Material for this task
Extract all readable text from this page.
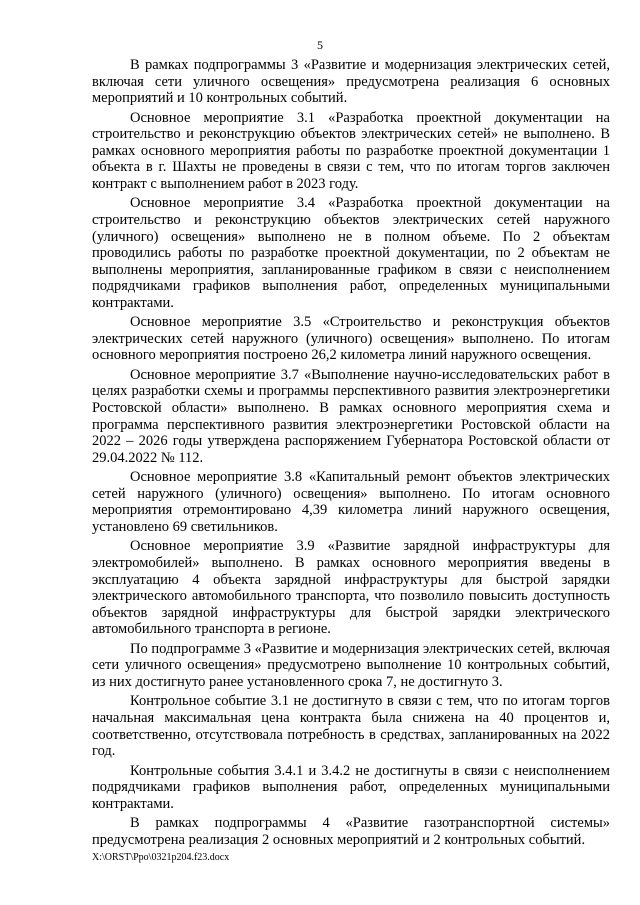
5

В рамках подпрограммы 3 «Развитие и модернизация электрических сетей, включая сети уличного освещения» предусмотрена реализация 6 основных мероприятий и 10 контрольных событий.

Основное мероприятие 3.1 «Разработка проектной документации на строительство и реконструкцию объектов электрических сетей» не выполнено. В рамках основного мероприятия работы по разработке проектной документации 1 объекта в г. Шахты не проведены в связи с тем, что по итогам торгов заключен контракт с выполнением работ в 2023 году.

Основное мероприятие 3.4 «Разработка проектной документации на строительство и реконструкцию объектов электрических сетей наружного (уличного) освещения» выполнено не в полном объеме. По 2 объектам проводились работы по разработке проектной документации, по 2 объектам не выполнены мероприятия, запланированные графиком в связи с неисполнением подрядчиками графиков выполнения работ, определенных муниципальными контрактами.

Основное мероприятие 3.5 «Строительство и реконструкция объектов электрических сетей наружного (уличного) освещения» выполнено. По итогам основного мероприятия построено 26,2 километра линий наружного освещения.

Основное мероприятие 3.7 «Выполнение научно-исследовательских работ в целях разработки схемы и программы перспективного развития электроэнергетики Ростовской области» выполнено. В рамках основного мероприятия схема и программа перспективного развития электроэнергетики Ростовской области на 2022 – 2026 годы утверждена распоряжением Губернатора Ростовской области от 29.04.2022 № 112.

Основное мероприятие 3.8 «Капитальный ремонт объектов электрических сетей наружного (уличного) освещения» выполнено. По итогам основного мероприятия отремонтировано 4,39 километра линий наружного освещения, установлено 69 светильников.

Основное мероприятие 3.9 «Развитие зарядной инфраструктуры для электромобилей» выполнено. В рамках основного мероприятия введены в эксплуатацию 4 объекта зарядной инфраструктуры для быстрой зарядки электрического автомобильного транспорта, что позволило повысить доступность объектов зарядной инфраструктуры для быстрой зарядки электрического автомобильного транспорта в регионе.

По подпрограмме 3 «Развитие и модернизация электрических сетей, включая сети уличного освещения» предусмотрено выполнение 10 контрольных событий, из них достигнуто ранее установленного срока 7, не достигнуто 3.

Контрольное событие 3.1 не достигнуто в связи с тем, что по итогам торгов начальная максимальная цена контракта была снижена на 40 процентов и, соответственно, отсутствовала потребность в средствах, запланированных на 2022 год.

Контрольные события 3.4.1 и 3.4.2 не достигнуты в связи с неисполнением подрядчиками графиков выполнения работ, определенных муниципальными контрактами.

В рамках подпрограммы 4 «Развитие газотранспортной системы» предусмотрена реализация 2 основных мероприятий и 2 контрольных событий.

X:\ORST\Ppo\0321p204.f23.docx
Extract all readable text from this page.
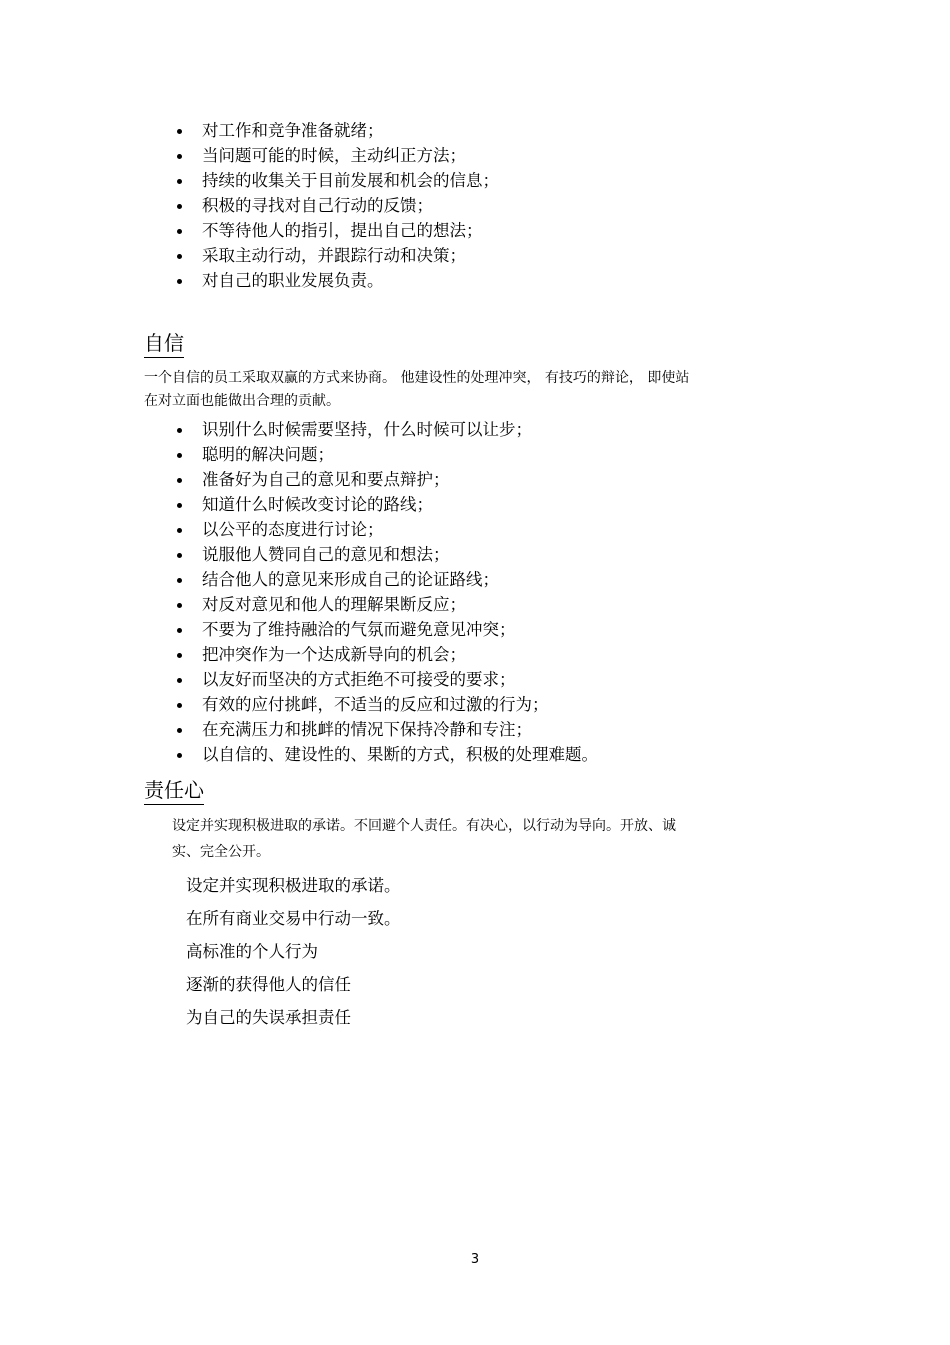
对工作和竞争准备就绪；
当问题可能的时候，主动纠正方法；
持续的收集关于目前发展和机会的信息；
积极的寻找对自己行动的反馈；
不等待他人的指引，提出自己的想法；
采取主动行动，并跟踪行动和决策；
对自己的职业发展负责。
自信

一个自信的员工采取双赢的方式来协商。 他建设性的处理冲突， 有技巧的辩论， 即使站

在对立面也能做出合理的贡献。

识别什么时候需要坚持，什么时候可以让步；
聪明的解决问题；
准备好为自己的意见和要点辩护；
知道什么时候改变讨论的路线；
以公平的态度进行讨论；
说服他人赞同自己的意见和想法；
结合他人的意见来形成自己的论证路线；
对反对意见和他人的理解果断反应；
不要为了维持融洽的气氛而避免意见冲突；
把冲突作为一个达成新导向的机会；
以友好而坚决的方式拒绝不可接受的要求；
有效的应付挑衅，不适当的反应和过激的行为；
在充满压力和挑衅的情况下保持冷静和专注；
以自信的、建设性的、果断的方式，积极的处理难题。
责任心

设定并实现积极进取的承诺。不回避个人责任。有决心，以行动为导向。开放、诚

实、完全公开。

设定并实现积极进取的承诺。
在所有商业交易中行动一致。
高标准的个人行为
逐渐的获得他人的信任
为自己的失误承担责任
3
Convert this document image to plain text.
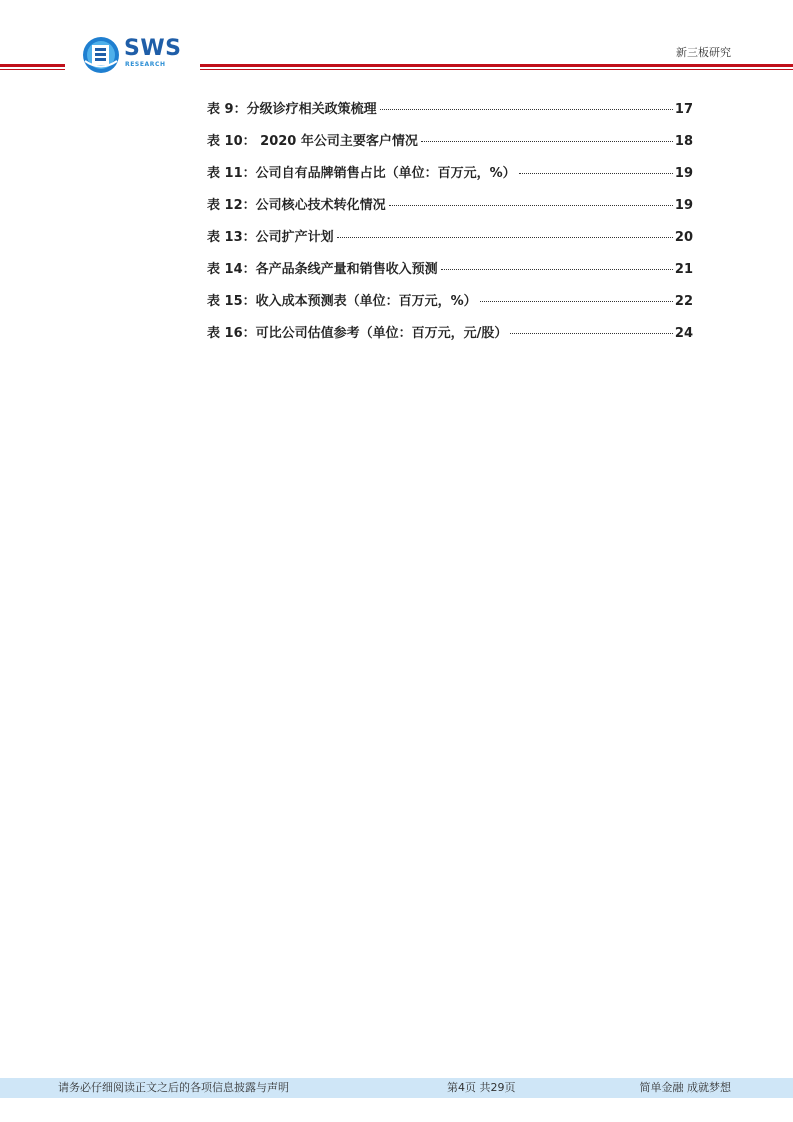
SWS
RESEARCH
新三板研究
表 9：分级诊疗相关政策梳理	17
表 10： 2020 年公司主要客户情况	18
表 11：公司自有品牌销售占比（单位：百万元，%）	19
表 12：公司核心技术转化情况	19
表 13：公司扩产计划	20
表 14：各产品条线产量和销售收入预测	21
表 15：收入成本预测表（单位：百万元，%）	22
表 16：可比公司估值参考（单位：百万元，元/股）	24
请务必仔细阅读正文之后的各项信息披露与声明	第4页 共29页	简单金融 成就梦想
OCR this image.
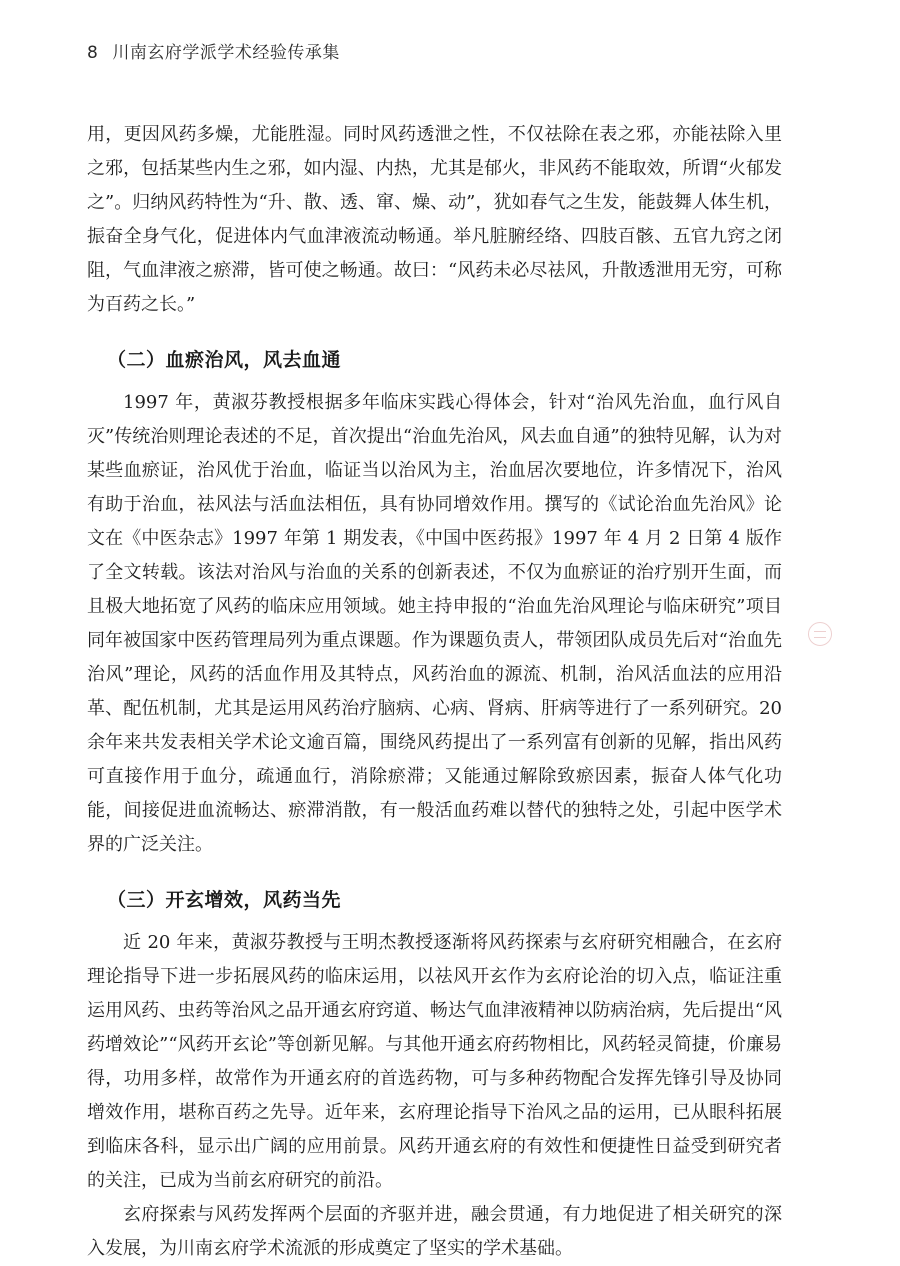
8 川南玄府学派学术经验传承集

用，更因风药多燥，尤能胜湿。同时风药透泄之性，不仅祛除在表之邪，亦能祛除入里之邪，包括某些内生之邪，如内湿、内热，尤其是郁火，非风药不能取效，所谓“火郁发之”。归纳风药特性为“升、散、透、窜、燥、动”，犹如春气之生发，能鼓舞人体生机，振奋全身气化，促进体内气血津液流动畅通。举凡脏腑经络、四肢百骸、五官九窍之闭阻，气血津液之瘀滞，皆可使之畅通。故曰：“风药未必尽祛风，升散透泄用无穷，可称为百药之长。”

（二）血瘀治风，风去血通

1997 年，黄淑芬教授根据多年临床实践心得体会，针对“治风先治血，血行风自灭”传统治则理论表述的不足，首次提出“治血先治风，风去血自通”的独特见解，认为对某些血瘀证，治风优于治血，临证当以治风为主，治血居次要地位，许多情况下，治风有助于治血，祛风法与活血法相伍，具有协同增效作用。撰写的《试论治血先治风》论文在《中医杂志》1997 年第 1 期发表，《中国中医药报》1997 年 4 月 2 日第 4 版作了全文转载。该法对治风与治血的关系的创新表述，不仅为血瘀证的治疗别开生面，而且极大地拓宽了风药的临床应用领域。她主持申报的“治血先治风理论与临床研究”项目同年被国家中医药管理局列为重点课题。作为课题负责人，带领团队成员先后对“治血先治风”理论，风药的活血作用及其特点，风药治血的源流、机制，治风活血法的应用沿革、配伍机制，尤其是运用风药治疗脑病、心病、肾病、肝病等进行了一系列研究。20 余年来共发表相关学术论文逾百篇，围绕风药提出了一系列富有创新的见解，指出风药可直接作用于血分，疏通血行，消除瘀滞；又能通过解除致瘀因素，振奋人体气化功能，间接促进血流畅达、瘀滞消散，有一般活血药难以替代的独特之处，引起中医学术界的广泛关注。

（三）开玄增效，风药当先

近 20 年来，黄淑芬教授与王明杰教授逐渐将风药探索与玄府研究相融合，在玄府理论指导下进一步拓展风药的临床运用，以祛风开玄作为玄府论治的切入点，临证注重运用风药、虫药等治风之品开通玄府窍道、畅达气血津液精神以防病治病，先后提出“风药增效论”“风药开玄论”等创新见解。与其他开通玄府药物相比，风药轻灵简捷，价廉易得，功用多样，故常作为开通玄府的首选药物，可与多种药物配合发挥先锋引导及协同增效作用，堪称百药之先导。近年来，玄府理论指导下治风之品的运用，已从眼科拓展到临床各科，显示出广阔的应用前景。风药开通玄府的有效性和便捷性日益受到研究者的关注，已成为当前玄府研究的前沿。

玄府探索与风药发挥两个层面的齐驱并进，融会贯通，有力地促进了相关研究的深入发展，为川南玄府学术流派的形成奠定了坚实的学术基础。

Problem to solve
What is the number of lines that hold the string "неисполнением"? Give it alone.

The response
2